**Your objective:** Omit the pictures, please, and give each record below again exactly.

____ Supplied entries

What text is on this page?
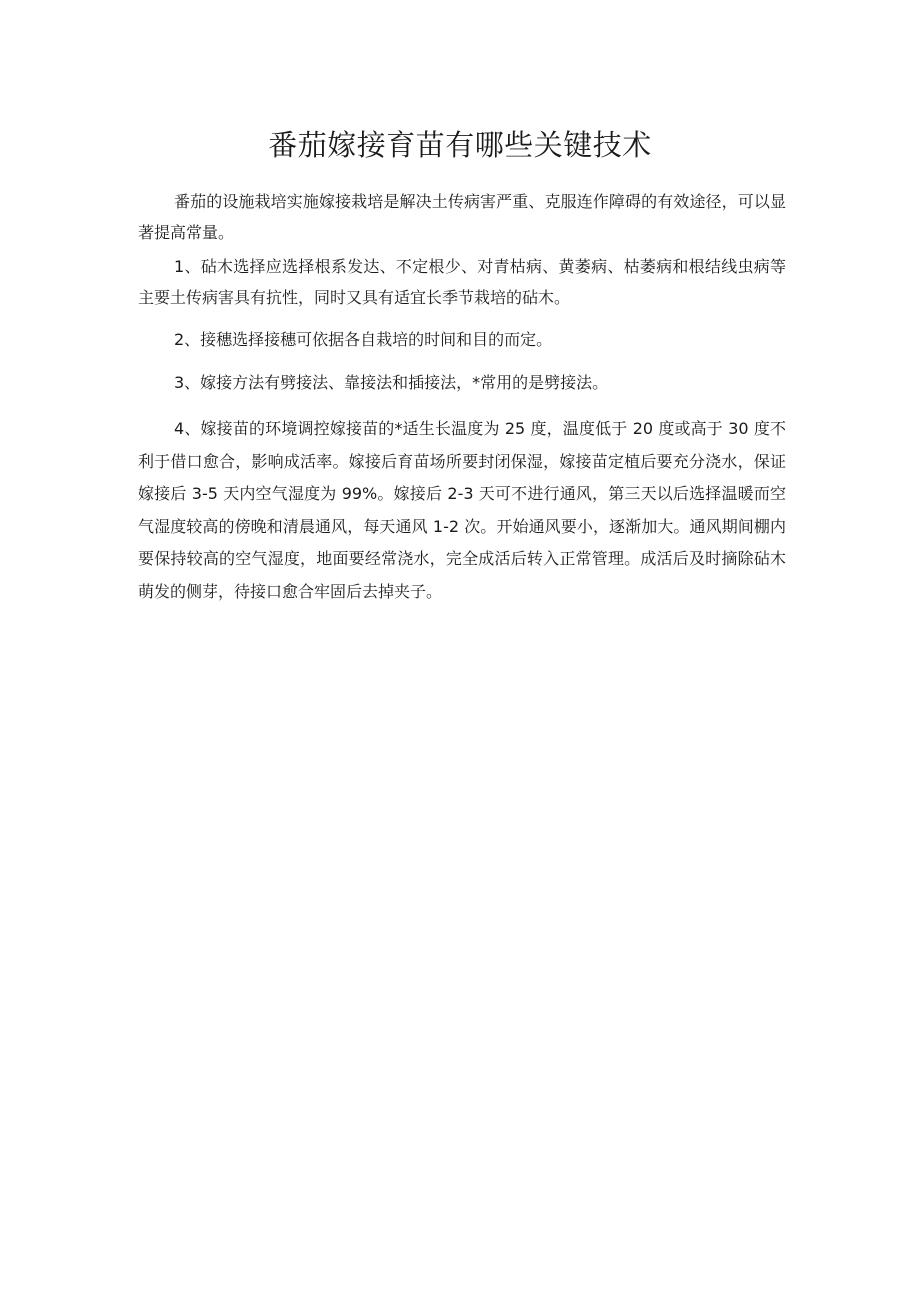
番茄嫁接育苗有哪些关键技术

番茄的设施栽培实施嫁接栽培是解决土传病害严重、克服连作障碍的有效途径，可以显著提高常量。

1、砧木选择应选择根系发达、不定根少、对青枯病、黄萎病、枯萎病和根结线虫病等主要土传病害具有抗性，同时又具有适宜长季节栽培的砧木。

2、接穗选择接穗可依据各自栽培的时间和目的而定。

3、嫁接方法有劈接法、靠接法和插接法，*常用的是劈接法。

4、嫁接苗的环境调控嫁接苗的*适生长温度为 25 度，温度低于 20 度或高于 30 度不利于借口愈合，影响成活率。嫁接后育苗场所要封闭保湿，嫁接苗定植后要充分浇水，保证嫁接后 3-5 天内空气湿度为 99%。嫁接后 2-3 天可不进行通风，第三天以后选择温暖而空气湿度较高的傍晚和清晨通风，每天通风 1-2 次。开始通风要小，逐渐加大。通风期间棚内要保持较高的空气湿度，地面要经常浇水，完全成活后转入正常管理。成活后及时摘除砧木萌发的侧芽，待接口愈合牢固后去掉夹子。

________

**Correct answer:**
What text is on this page?
番茄嫁接育苗有哪些关键技术

番茄的设施栽培实施嫁接栽培是解决土传病害严重、克服连作障碍的有效途径，可以显著提高常量。

1、砧木选择应选择根系发达、不定根少、对青枯病、黄萎病、枯萎病和根结线虫病等主要土传病害具有抗性，同时又具有适宜长季节栽培的砧木。

2、接穗选择接穗可依据各自栽培的时间和目的而定。

3、嫁接方法有劈接法、靠接法和插接法，*常用的是劈接法。

4、嫁接苗的环境调控嫁接苗的*适生长温度为 25 度，温度低于 20 度或高于 30 度不利于借口愈合，影响成活率。嫁接后育苗场所要封闭保湿，嫁接苗定植后要充分浇水，保证嫁接后 3-5 天内空气湿度为 99%。嫁接后 2-3 天可不进行通风，第三天以后选择温暖而空气湿度较高的傍晚和清晨通风，每天通风 1-2 次。开始通风要小，逐渐加大。通风期间棚内要保持较高的空气湿度，地面要经常浇水，完全成活后转入正常管理。成活后及时摘除砧木萌发的侧芽，待接口愈合牢固后去掉夹子。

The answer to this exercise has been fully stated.